● **WRITTEN TASK**:
Copy out, without any change, the lines of the listing from the line with "Patent image size: (1369, 867)." to the line with "The stationary connection", both of those lines included.

● **ENTRIES SHOWN**:
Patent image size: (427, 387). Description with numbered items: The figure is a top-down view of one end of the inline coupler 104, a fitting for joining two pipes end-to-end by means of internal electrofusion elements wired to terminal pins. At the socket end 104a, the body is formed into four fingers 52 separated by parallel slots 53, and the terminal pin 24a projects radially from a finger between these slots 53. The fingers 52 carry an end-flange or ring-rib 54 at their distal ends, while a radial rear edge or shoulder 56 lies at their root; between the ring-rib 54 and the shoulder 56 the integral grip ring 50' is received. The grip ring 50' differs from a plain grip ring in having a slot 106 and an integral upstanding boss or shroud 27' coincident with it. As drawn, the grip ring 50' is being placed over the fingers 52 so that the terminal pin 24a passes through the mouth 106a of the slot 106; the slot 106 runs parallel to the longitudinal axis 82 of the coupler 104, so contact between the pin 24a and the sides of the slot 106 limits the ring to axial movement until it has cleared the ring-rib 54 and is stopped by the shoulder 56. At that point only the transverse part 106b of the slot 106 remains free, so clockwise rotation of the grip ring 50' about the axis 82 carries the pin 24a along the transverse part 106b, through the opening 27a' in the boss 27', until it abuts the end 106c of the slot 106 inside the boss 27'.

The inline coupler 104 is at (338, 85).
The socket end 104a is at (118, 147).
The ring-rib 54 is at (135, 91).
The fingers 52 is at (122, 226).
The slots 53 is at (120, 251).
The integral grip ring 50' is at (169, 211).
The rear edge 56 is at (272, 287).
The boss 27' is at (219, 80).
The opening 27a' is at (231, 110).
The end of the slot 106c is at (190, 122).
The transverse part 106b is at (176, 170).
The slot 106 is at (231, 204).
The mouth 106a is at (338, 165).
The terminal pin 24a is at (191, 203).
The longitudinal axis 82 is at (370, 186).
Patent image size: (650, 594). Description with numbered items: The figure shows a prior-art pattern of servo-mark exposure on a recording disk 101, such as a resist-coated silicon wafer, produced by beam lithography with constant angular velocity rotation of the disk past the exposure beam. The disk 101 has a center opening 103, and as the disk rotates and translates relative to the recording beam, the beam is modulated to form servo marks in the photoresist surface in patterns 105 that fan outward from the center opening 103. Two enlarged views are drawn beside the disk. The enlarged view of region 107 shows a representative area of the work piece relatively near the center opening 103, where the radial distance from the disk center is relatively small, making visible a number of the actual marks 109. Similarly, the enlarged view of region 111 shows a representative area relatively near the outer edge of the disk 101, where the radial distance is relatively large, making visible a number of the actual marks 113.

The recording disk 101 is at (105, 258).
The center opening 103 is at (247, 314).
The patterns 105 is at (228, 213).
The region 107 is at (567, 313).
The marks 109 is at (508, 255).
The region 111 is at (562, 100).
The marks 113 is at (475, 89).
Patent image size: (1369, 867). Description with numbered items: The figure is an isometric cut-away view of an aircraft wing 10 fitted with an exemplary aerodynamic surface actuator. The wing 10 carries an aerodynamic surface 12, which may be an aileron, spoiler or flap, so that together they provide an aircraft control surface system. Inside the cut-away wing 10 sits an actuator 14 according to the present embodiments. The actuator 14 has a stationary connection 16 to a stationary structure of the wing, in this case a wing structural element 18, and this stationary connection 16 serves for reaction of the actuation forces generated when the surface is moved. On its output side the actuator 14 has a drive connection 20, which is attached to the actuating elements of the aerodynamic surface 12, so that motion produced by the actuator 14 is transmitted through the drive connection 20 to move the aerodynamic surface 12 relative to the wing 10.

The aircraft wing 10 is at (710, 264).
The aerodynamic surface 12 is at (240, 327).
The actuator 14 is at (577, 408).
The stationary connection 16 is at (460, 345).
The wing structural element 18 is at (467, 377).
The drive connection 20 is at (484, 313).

● **EXPECTED ANSWER**:
Patent image size: (1369, 867). Description with numbered items: The figure is an isometric cut-away view of an aircraft wing 10 fitted with an exemplary aerodynamic surface actuator. The wing 10 carries an aerodynamic surface 12, which may be an aileron, spoiler or flap, so that together they provide an aircraft control surface system. Inside the cut-away wing 10 sits an actuator 14 according to the present embodiments. The actuator 14 has a stationary connection 16 to a stationary structure of the wing, in this case a wing structural element 18, and this stationary connection 16 serves for reaction of the actuation forces generated when the surface is moved. On its output side the actuator 14 has a drive connection 20, which is attached to the actuating elements of the aerodynamic surface 12, so that motion produced by the actuator 14 is transmitted through the drive connection 20 to move the aerodynamic surface 12 relative to the wing 10.

The aircraft wing 10 is at (710, 264).
The aerodynamic surface 12 is at (240, 327).
The actuator 14 is at (577, 408).
The stationary connection 16 is at (460, 345).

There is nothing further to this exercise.